• [Extract]
►

It has not been a great season but I have managed to get a couple of lovely weekends sailing in before Roach is hauled out for the end of the season and a myriad of Winter works.
The second weekend in August was a superb weekend. A friend from Barcelona came over (he is Spanish) for his first ever weekend of sailing EVER. I knew I had to make it a good one. The forecast was not brilliant, but even so, we headed out mid-afternoon on the ebb out past Harwich and I decided to anchor at Stone Point. After beating down to the Pye End bouy we ran into the Backwater juts as the sun was setting – most magnificent. A huge copper disc in the sky rolled out a red carpet for us to come in by, the only problem being that I could not see any channel markers! As we were still fighting the ebb, it took rather longer getting in than I had anticipated and all of a sudden we were sailing in complete darkness and not all the buoys are lit! I went quickly below to my a pilotage plan with bearings to each lit buoy, but in hindsight I should have been prepared and done this already. Even so I almost put her in the mud, as the buoys are not all lit, and I missed one in my rush reading the chart, but I averted disaster by taking my time over the chart. Lesson learnt – don’t assume you will arrive in daylight all the time.

◄

(Item position entries)

►

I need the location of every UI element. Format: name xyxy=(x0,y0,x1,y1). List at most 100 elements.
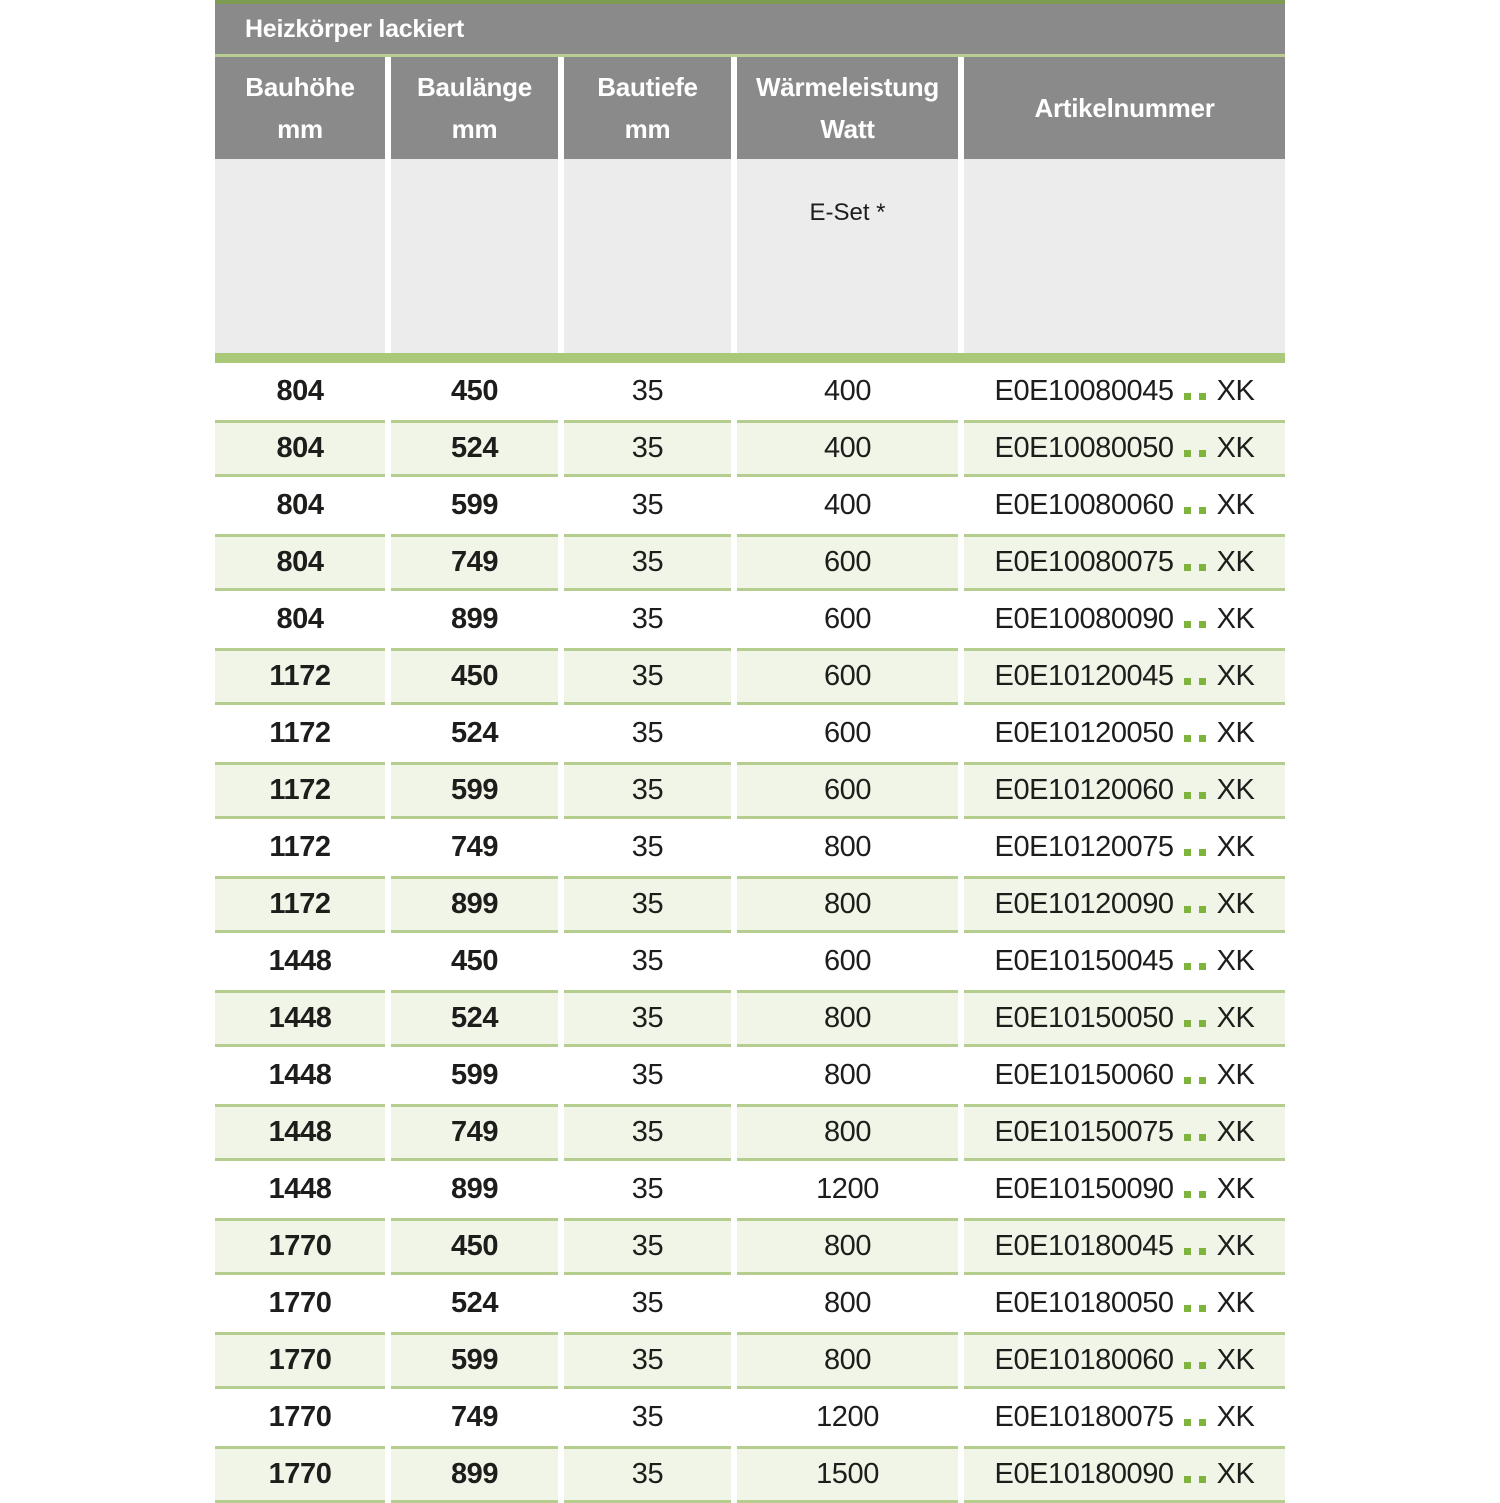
cell-bauhoehe: 1448 xyxy=(215,990,385,1047)
table-row: 1770 899 35 1500 E0E10180090 XK xyxy=(215,1446,1285,1503)
artikel-code: E0E10120050 xyxy=(994,717,1174,749)
artikel-placeholder-dots xyxy=(1183,953,1206,970)
cell-artikelnummer: E0E10180075 XK xyxy=(964,1389,1285,1446)
cell-watt: 800 xyxy=(737,1218,958,1275)
cell-bauhoehe: 804 xyxy=(215,591,385,648)
column-header-bauhoehe: Bauhöhe mm xyxy=(215,57,385,159)
green-placeholder-dot-icon xyxy=(1183,1476,1191,1483)
column-header-label: Wärmeleistung xyxy=(756,72,939,102)
cell-bautiefe: 35 xyxy=(564,648,731,705)
column-header-unit: mm xyxy=(277,114,323,144)
table-title-band: Heizkörper lackiert xyxy=(215,4,1285,54)
artikel-suffix: XK xyxy=(1216,831,1255,863)
subheader-cell-baulaenge xyxy=(391,159,558,353)
artikel-suffix: XK xyxy=(1216,432,1255,464)
cell-bauhoehe: 1770 xyxy=(215,1218,385,1275)
cell-bauhoehe: 1172 xyxy=(215,648,385,705)
artikel-placeholder-dots xyxy=(1183,1466,1206,1483)
cell-bauhoehe: 1448 xyxy=(215,933,385,990)
cell-baulaenge: 450 xyxy=(391,648,558,705)
cell-watt: 600 xyxy=(737,591,958,648)
cell-baulaenge: 749 xyxy=(391,1389,558,1446)
artikel-placeholder-dots xyxy=(1183,1409,1206,1426)
cell-baulaenge: 450 xyxy=(391,363,558,420)
table-row: 1172 899 35 800 E0E10120090 XK xyxy=(215,876,1285,933)
artikel-code: E0E10120045 xyxy=(994,660,1174,692)
green-placeholder-dot-icon xyxy=(1183,849,1191,856)
cell-bauhoehe: 804 xyxy=(215,363,385,420)
cell-watt: 800 xyxy=(737,1332,958,1389)
green-placeholder-dot-icon xyxy=(1183,393,1191,400)
artikel-placeholder-dots xyxy=(1183,383,1206,400)
green-placeholder-dot-icon xyxy=(1198,735,1206,742)
artikel-code: E0E10080075 xyxy=(994,546,1174,578)
green-placeholder-dot-icon xyxy=(1183,450,1191,457)
cell-watt: 800 xyxy=(737,819,958,876)
cell-artikelnummer: E0E10080060 XK xyxy=(964,477,1285,534)
cell-bauhoehe: 804 xyxy=(215,477,385,534)
cell-watt: 600 xyxy=(737,705,958,762)
green-placeholder-dot-icon xyxy=(1183,621,1191,628)
artikel-code: E0E10180090 xyxy=(994,1458,1174,1490)
cell-watt: 800 xyxy=(737,1275,958,1332)
title-underline xyxy=(215,54,1285,57)
artikel-code: E0E10120060 xyxy=(994,774,1174,806)
cell-bauhoehe: 1448 xyxy=(215,1047,385,1104)
cell-baulaenge: 599 xyxy=(391,1047,558,1104)
green-placeholder-dot-icon xyxy=(1198,450,1206,457)
cell-bauhoehe: 1172 xyxy=(215,819,385,876)
subheader-cell-waermeleistung: E-Set * xyxy=(737,159,958,353)
cell-bautiefe: 35 xyxy=(564,591,731,648)
subheader-cell-artikelnummer xyxy=(964,159,1285,353)
artikel-suffix: XK xyxy=(1216,717,1255,749)
cell-watt: 400 xyxy=(737,420,958,477)
artikel-placeholder-dots xyxy=(1183,554,1206,571)
product-spec-table: Heizkörper lackiert Bauhöhe mm Baulänge … xyxy=(215,0,1285,1503)
green-placeholder-dot-icon xyxy=(1198,1077,1206,1084)
cell-artikelnummer: E0E10120060 XK xyxy=(964,762,1285,819)
green-placeholder-dot-icon xyxy=(1183,1248,1191,1255)
artikel-suffix: XK xyxy=(1216,1116,1255,1148)
cell-baulaenge: 899 xyxy=(391,1446,558,1503)
green-placeholder-dot-icon xyxy=(1198,1305,1206,1312)
artikel-suffix: XK xyxy=(1216,774,1255,806)
subheader-row: E-Set * xyxy=(215,159,1285,353)
artikel-placeholder-dots xyxy=(1183,725,1206,742)
artikel-suffix: XK xyxy=(1216,1344,1255,1376)
artikel-placeholder-dots xyxy=(1183,1124,1206,1141)
column-header-unit: Watt xyxy=(820,114,875,144)
green-placeholder-dot-icon xyxy=(1198,1248,1206,1255)
artikel-placeholder-dots xyxy=(1183,782,1206,799)
cell-artikelnummer: E0E10150045 XK xyxy=(964,933,1285,990)
cell-bautiefe: 35 xyxy=(564,1218,731,1275)
column-header-bautiefe: Bautiefe mm xyxy=(564,57,731,159)
table-row: 804 749 35 600 E0E10080075 XK xyxy=(215,534,1285,591)
cell-baulaenge: 450 xyxy=(391,933,558,990)
cell-artikelnummer: E0E10120090 XK xyxy=(964,876,1285,933)
cell-baulaenge: 899 xyxy=(391,1161,558,1218)
green-placeholder-dot-icon xyxy=(1198,906,1206,913)
green-placeholder-dot-icon xyxy=(1198,792,1206,799)
artikel-suffix: XK xyxy=(1216,603,1255,635)
cell-bauhoehe: 804 xyxy=(215,420,385,477)
table-row: 1770 599 35 800 E0E10180060 XK xyxy=(215,1332,1285,1389)
cell-watt: 800 xyxy=(737,990,958,1047)
cell-watt: 1500 xyxy=(737,1446,958,1503)
cell-baulaenge: 899 xyxy=(391,876,558,933)
table-row: 804 899 35 600 E0E10080090 XK xyxy=(215,591,1285,648)
artikel-placeholder-dots xyxy=(1183,1181,1206,1198)
green-placeholder-dot-icon xyxy=(1183,735,1191,742)
header-separator-bar xyxy=(215,353,1285,363)
artikel-suffix: XK xyxy=(1216,1059,1255,1091)
cell-watt: 800 xyxy=(737,1047,958,1104)
artikel-suffix: XK xyxy=(1216,1401,1255,1433)
eset-note: E-Set * xyxy=(809,199,886,226)
cell-bautiefe: 35 xyxy=(564,876,731,933)
artikel-code: E0E10080090 xyxy=(994,603,1174,635)
artikel-code: E0E10080045 xyxy=(994,375,1174,407)
cell-baulaenge: 524 xyxy=(391,990,558,1047)
header-row: Bauhöhe mm Baulänge mm Bautiefe mm Wärme… xyxy=(215,57,1285,159)
cell-bautiefe: 35 xyxy=(564,1446,731,1503)
column-header-artikelnummer: Artikelnummer xyxy=(964,57,1285,159)
green-placeholder-dot-icon xyxy=(1198,621,1206,628)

◄

• [Tasks and exercises]
• A. Rewrite the paragraph of the sailing account that begins "The second weekend in August" as a short bulleted list that keeps its main facts.
• B. In the rows, take the lines starting at the one that contains "cell-bauhoehe: 1448 xyxy=(215,990,385,1047)" and ending at the one that contains "cell-baulaenge: 749 xyxy=(391,1389,558,1446)". Substitute "article-suffix" for "artikel-suffix" and return only those lines, unchanged otherwise.

• [Solutions to the tasks]
• A.
- The second weekend in August was superb.
- A Spanish friend from Barcelona came for his first weekend of sailing ever.
- Despite a poor forecast, they left mid-afternoon on the ebb past Harwich, planning to anchor at Stone Point.
- After beating down to the Pye End buoy, they ran into the Backwater at a magnificent sunset, but no channel markers were visible.
- Fighting the ebb made the approach slower than expected, and they ended up sailing in complete darkness among buoys that were not all lit.
- The skipper hurried below to make a pilotage plan with bearings to each lit buoy and admits this should have been prepared in advance.
- A buoy missed in the rush nearly put the boat in the mud, but taking time over the chart averted disaster.
- Lesson learned: don't assume you will always arrive in daylight.

• B.
cell-bauhoehe: 1448 xyxy=(215,990,385,1047)
table-row: 1770 899 35 1500 E0E10180090 XK xyxy=(215,1446,1285,1503)
artikel-code: E0E10120050 xyxy=(994,717,1174,749)
artikel-placeholder-dots xyxy=(1183,953,1206,970)
cell-artikelnummer: E0E10180075 XK xyxy=(964,1389,1285,1446)
cell-watt: 800 xyxy=(737,1218,958,1275)
cell-bauhoehe: 804 xyxy=(215,591,385,648)
column-header-bauhoehe: Bauhöhe mm xyxy=(215,57,385,159)
green-placeholder-dot-icon xyxy=(1183,1476,1191,1483)
column-header-label: Wärmeleistung xyxy=(756,72,939,102)
cell-bautiefe: 35 xyxy=(564,648,731,705)
column-header-unit: mm xyxy=(277,114,323,144)
table-title-band: Heizkörper lackiert xyxy=(215,4,1285,54)
article-suffix: XK xyxy=(1216,831,1255,863)
subheader-cell-baulaenge xyxy=(391,159,558,353)
article-suffix: XK xyxy=(1216,432,1255,464)
cell-bauhoehe: 1770 xyxy=(215,1218,385,1275)
cell-bauhoehe: 1172 xyxy=(215,648,385,705)
artikel-placeholder-dots xyxy=(1183,1466,1206,1483)
cell-bauhoehe: 1448 xyxy=(215,933,385,990)
cell-baulaenge: 450 xyxy=(391,648,558,705)
cell-watt: 600 xyxy=(737,591,958,648)
cell-baulaenge: 749 xyxy=(391,1389,558,1446)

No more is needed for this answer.